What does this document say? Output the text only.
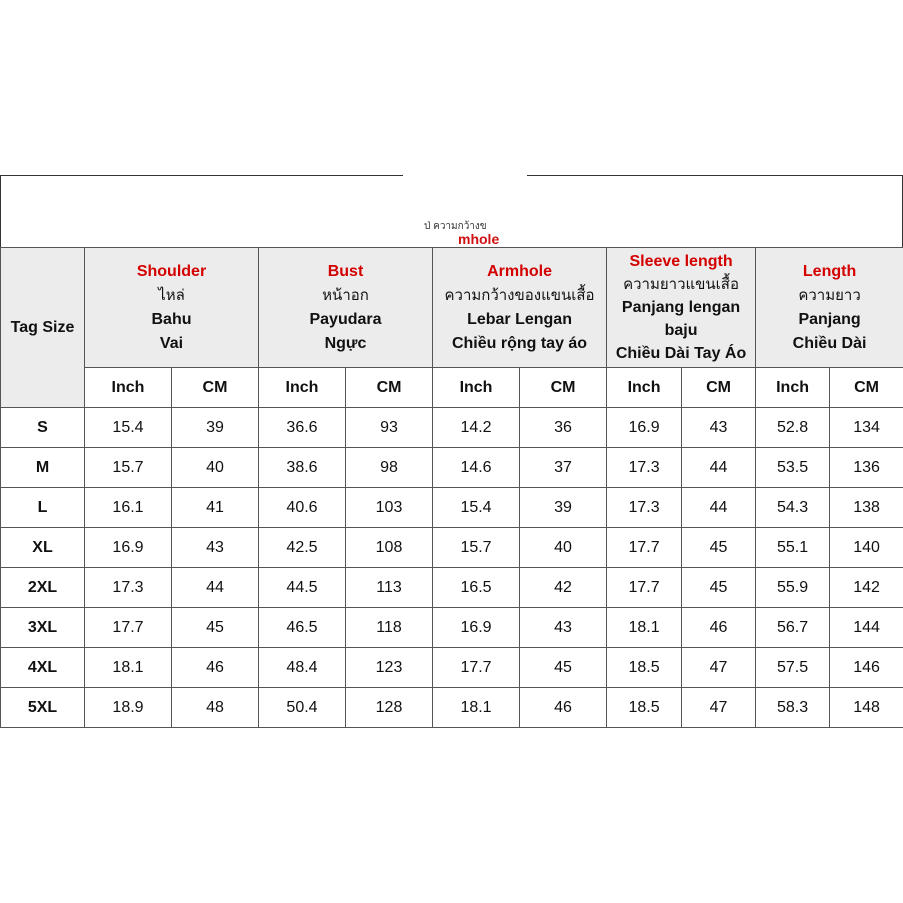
ป่ ความกว้างข
mhole
Tag Size	Shoulder
ไหล่
Bahu
Vai		Bust
หน้าอก
Payudara
Ngực		Armhole
ความกว้างของแขนเสื้อ
Lebar Lengan
Chiều rộng tay áo		Sleeve length
ความยาวแขนเสื้อ
Panjang lengan
baju
Chiều Dài Tay Áo		Length
ความยาว
Panjang
Chiều Dài	

	Inch	CM	Inch	CM	Inch	CM	Inch	CM	Inch	CM
S	15.4	39	36.6	93	14.2	36	16.9	43	52.8	134
M	15.7	40	38.6	98	14.6	37	17.3	44	53.5	136
L	16.1	41	40.6	103	15.4	39	17.3	44	54.3	138
XL	16.9	43	42.5	108	15.7	40	17.7	45	55.1	140
2XL	17.3	44	44.5	113	16.5	42	17.7	45	55.9	142
3XL	17.7	45	46.5	118	16.9	43	18.1	46	56.7	144
4XL	18.1	46	48.4	123	17.7	45	18.5	47	57.5	146
5XL	18.9	48	50.4	128	18.1	46	18.5	47	58.3	148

_WORK TO DO_
The data above needs to be retyped exactly, with the images left out.

_EXERCISE ANSWER_
What does this document say? Output the text only.
ป่ ความกว้างข
mhole
Tag Size	Shoulder
ไหล่
Bahu
Vai		Bust
หน้าอก
Payudara
Ngực		Armhole
ความกว้างของแขนเสื้อ
Lebar Lengan
Chiều rộng tay áo		Sleeve length
ความยาวแขนเสื้อ
Panjang lengan
baju
Chiều Dài Tay Áo		Length
ความยาว
Panjang
Chiều Dài	

	Inch	CM	Inch	CM	Inch	CM	Inch	CM	Inch	CM
S	15.4	39	36.6	93	14.2	36	16.9	43	52.8	134
M	15.7	40	38.6	98	14.6	37	17.3	44	53.5	136
L	16.1	41	40.6	103	15.4	39	17.3	44	54.3	138
XL	16.9	43	42.5	108	15.7	40	17.7	45	55.1	140
2XL	17.3	44	44.5	113	16.5	42	17.7	45	55.9	142
3XL	17.7	45	46.5	118	16.9	43	18.1	46	56.7	144
4XL	18.1	46	48.4	123	17.7	45	18.5	47	57.5	146
5XL	18.9	48	50.4	128	18.1	46	18.5	47	58.3	148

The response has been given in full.